- PROBLEM TO SOLVE -
In the entries below, find the lines that contain the word "flight" and copy them.

======== SUPPLIED ENTRIES ========

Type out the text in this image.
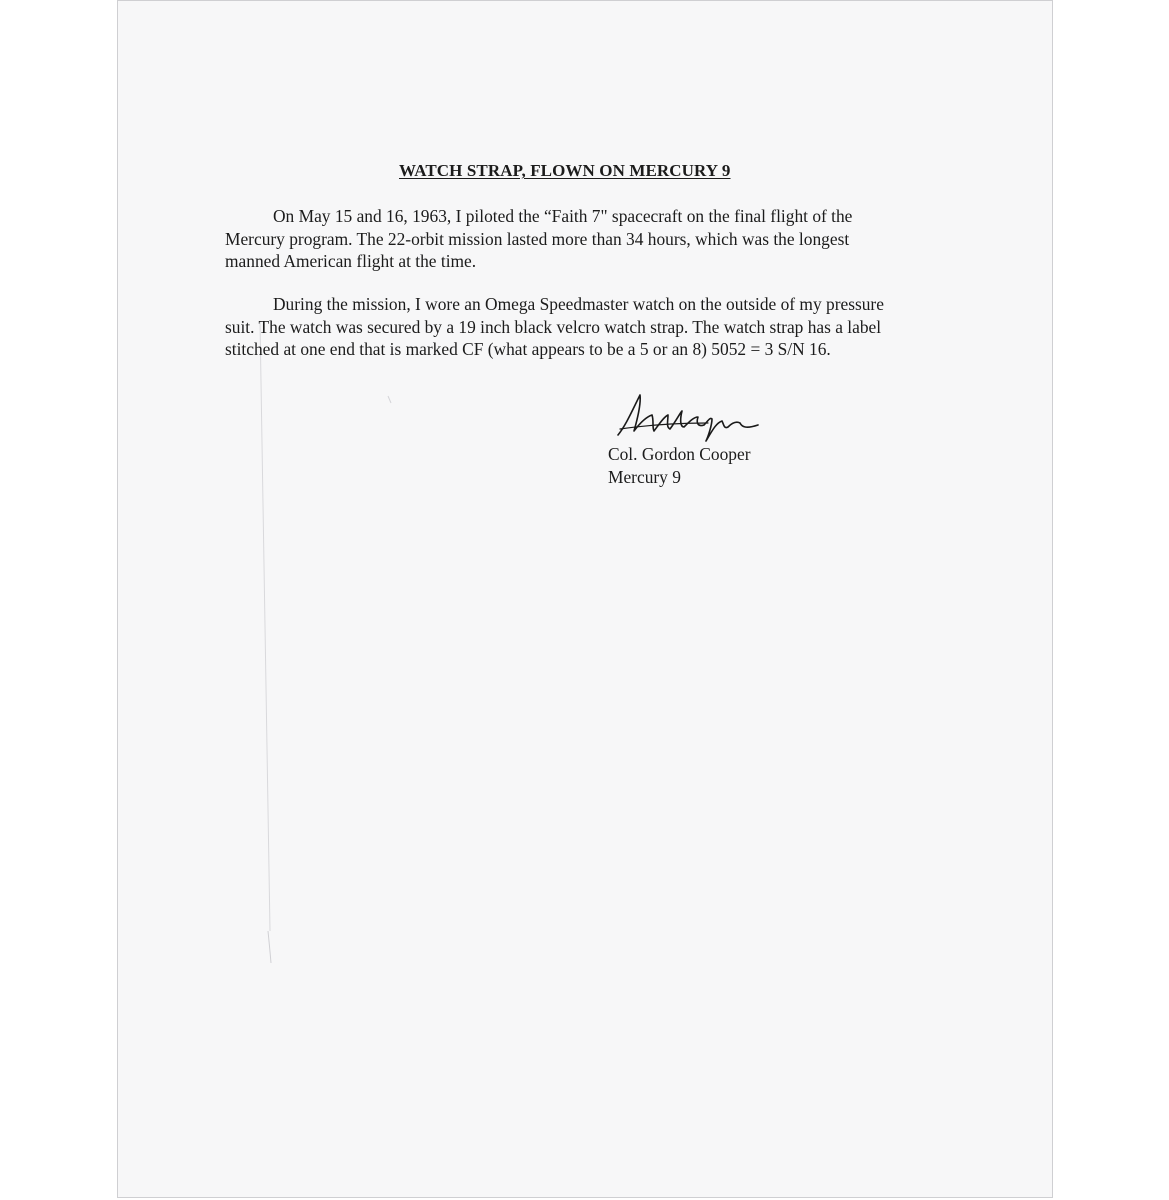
WATCH STRAP, FLOWN ON MERCURY 9

On May 15 and 16, 1963, I piloted the “Faith 7" spacecraft on the final flight of the
Mercury program. The 22-orbit mission lasted more than 34 hours, which was the longest
manned American flight at the time.

During the mission, I wore an Omega Speedmaster watch on the outside of my pressure
suit. The watch was secured by a 19 inch black velcro watch strap. The watch strap has a label
stitched at one end that is marked CF (what appears to be a 5 or an 8) 5052 = 3 S/N 16.

Col. Gordon Cooper

Mercury 9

========

- SOLUTION BELOW -
On May 15 and 16, 1963, I piloted the “Faith 7" spacecraft on the final flight of the
manned American flight at the time.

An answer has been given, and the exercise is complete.